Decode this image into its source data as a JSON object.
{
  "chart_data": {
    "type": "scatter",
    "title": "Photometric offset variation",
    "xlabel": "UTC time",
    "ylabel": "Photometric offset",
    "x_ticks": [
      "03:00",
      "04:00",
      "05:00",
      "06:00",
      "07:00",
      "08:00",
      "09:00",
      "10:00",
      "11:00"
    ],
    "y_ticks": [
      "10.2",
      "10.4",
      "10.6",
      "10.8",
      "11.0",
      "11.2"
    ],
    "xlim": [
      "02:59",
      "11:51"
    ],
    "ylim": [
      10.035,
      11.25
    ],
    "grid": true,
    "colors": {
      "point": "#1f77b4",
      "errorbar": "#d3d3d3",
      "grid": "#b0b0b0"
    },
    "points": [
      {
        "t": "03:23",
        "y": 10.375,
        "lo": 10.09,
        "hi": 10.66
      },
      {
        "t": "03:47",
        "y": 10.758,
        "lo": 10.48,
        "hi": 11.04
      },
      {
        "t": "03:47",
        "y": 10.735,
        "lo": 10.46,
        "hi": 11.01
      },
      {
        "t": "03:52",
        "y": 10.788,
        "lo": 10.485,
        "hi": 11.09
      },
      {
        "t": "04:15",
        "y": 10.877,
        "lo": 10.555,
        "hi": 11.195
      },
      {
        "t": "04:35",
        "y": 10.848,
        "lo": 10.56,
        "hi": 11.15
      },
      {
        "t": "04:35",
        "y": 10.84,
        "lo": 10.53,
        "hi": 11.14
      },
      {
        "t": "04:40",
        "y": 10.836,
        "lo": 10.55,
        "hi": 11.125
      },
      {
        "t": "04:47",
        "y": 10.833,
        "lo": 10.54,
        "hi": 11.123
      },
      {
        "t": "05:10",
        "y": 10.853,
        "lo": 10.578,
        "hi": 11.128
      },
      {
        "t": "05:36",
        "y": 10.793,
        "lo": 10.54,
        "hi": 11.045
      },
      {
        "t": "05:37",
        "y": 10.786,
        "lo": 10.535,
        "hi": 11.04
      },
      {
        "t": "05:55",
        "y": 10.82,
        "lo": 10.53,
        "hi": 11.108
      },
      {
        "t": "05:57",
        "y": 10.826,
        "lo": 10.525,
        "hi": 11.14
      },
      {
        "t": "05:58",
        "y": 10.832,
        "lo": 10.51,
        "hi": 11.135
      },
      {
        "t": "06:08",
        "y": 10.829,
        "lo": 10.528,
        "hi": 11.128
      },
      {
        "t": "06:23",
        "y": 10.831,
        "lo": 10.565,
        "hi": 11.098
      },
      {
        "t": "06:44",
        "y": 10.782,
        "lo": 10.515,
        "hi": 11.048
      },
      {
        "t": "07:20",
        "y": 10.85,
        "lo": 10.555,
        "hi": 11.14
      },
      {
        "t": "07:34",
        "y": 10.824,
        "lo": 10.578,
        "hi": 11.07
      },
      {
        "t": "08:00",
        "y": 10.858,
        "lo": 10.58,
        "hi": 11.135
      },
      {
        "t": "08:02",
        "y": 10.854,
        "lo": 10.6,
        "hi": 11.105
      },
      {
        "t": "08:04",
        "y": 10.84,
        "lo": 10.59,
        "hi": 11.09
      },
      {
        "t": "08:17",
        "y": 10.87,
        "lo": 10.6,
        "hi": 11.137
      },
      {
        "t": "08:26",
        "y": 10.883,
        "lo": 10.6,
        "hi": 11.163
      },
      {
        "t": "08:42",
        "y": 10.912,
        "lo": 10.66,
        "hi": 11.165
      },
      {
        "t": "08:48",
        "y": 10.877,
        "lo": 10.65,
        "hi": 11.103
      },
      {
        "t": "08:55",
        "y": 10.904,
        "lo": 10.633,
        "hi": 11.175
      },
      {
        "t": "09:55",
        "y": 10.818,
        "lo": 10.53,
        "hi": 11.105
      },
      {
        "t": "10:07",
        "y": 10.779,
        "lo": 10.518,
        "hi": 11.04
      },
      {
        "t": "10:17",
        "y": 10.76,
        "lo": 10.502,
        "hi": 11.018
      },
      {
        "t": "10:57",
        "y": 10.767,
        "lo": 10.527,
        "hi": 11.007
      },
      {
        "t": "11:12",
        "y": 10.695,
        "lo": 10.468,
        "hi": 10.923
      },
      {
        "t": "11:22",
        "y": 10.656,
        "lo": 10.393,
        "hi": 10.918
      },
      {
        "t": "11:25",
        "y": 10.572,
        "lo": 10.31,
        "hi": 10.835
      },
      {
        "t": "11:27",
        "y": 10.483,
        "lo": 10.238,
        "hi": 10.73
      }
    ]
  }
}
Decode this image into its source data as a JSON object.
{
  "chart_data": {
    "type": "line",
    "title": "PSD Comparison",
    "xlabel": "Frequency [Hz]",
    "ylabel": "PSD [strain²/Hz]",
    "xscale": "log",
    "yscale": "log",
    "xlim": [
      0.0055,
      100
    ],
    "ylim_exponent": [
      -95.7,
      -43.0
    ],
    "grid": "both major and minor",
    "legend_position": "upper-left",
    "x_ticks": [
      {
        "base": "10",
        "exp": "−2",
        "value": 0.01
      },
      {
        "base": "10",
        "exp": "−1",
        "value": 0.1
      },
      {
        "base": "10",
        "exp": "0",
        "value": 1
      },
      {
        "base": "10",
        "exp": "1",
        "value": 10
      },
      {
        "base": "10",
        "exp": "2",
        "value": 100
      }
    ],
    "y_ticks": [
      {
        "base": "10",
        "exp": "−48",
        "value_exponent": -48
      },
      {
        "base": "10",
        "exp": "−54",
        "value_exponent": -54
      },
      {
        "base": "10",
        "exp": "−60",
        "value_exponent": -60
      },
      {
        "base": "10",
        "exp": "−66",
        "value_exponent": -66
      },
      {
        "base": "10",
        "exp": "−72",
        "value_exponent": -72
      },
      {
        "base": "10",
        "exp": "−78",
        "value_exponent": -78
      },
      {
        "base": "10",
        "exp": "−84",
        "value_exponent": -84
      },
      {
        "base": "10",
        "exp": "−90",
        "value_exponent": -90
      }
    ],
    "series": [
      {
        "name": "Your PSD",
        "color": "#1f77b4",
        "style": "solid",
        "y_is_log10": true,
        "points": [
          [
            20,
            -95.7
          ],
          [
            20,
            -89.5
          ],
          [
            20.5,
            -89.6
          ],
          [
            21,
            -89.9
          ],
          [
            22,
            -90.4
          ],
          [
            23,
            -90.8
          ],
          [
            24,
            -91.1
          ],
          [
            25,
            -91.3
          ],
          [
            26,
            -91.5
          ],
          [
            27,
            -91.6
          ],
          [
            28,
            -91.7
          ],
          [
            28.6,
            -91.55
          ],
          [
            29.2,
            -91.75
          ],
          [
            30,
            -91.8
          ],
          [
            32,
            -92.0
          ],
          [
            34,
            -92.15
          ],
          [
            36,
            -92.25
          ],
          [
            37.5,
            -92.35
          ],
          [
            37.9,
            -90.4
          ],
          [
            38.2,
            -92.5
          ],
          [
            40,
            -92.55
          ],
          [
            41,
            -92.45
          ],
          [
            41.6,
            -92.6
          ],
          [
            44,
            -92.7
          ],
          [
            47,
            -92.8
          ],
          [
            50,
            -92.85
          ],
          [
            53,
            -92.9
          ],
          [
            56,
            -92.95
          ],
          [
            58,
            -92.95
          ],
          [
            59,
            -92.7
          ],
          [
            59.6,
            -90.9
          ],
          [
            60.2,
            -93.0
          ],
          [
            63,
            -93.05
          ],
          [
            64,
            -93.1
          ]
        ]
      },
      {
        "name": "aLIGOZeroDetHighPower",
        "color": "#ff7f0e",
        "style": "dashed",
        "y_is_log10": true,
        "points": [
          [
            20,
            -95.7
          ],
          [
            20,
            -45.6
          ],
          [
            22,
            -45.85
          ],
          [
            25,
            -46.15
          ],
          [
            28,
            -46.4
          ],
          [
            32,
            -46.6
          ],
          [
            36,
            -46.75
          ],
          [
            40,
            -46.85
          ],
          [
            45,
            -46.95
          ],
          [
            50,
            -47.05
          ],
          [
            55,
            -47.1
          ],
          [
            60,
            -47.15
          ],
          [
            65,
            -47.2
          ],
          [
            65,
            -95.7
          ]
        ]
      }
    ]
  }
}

Your objective:
Find all lines where the word "ylabel" appears. Copy them.

Output below:
    "ylabel": "Photometric offset",
    "ylabel": "PSD [strain²/Hz]",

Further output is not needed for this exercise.